[Stored records]
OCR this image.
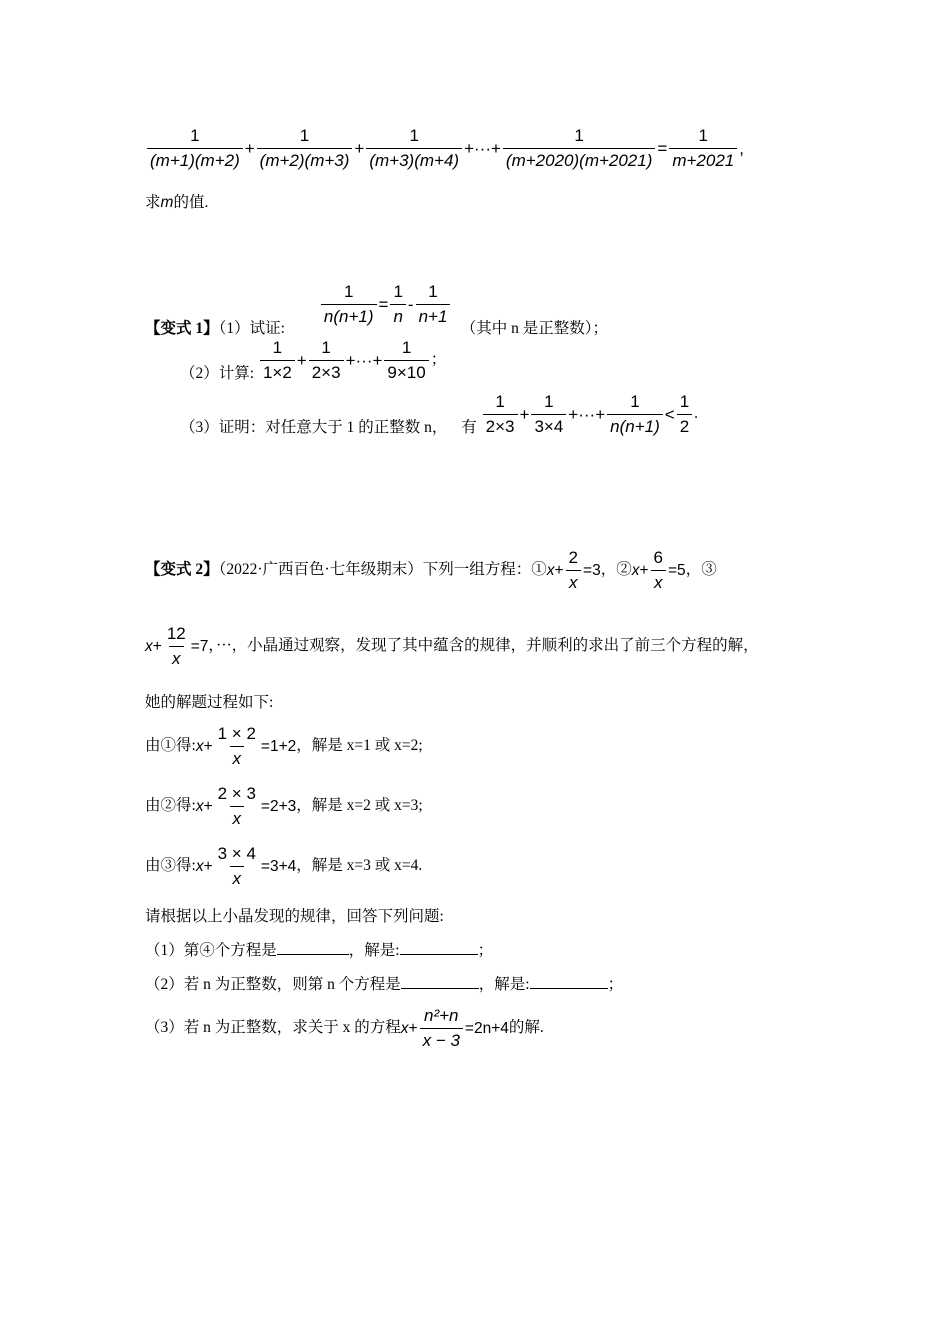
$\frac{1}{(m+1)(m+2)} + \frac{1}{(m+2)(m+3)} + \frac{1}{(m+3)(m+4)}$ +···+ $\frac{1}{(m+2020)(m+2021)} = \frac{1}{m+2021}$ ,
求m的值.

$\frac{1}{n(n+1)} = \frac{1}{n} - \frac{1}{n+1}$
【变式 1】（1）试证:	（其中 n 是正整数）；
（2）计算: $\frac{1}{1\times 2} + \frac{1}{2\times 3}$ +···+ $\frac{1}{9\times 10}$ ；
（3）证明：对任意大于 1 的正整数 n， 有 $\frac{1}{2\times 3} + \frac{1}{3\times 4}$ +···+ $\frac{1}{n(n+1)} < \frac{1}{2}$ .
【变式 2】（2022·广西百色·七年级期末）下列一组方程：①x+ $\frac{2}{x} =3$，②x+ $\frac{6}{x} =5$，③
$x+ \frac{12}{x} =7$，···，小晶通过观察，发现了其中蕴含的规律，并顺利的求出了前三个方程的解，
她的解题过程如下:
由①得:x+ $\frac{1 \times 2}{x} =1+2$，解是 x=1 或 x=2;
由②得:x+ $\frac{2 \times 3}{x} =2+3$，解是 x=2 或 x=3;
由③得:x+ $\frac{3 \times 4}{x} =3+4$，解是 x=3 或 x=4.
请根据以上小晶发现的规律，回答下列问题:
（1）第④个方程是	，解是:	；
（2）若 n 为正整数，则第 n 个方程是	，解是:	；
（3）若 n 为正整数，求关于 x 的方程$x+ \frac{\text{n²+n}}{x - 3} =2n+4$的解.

> _WRITTEN PROBLEM_
Without the pictures, write out the whole listing above exactly as it appears.

> _SOLUTION_
OCR this image.
$\frac{1}{(m+1)(m+2)} + \frac{1}{(m+2)(m+3)} + \frac{1}{(m+3)(m+4)}$ +···+ $\frac{1}{(m+2020)(m+2021)} = \frac{1}{m+2021}$ ,
求m的值.

$\frac{1}{n(n+1)} = \frac{1}{n} - \frac{1}{n+1}$
【变式 1】（1）试证:	（其中 n 是正整数）；
（2）计算: $\frac{1}{1\times 2} + \frac{1}{2\times 3}$ +···+ $\frac{1}{9\times 10}$ ；
（3）证明：对任意大于 1 的正整数 n， 有 $\frac{1}{2\times 3} + \frac{1}{3\times 4}$ +···+ $\frac{1}{n(n+1)} < \frac{1}{2}$ .
【变式 2】（2022·广西百色·七年级期末）下列一组方程：①x+ $\frac{2}{x} =3$，②x+ $\frac{6}{x} =5$，③
$x+ \frac{12}{x} =7$，···，小晶通过观察，发现了其中蕴含的规律，并顺利的求出了前三个方程的解，
她的解题过程如下:
由①得:x+ $\frac{1 \times 2}{x} =1+2$，解是 x=1 或 x=2;
由②得:x+ $\frac{2 \times 3}{x} =2+3$，解是 x=2 或 x=3;
由③得:x+ $\frac{3 \times 4}{x} =3+4$，解是 x=3 或 x=4.
请根据以上小晶发现的规律，回答下列问题:
（1）第④个方程是	，解是:	；
（2）若 n 为正整数，则第 n 个方程是	，解是:	；
（3）若 n 为正整数，求关于 x 的方程$x+ \frac{\text{n²+n}}{x - 3} =2n+4$的解.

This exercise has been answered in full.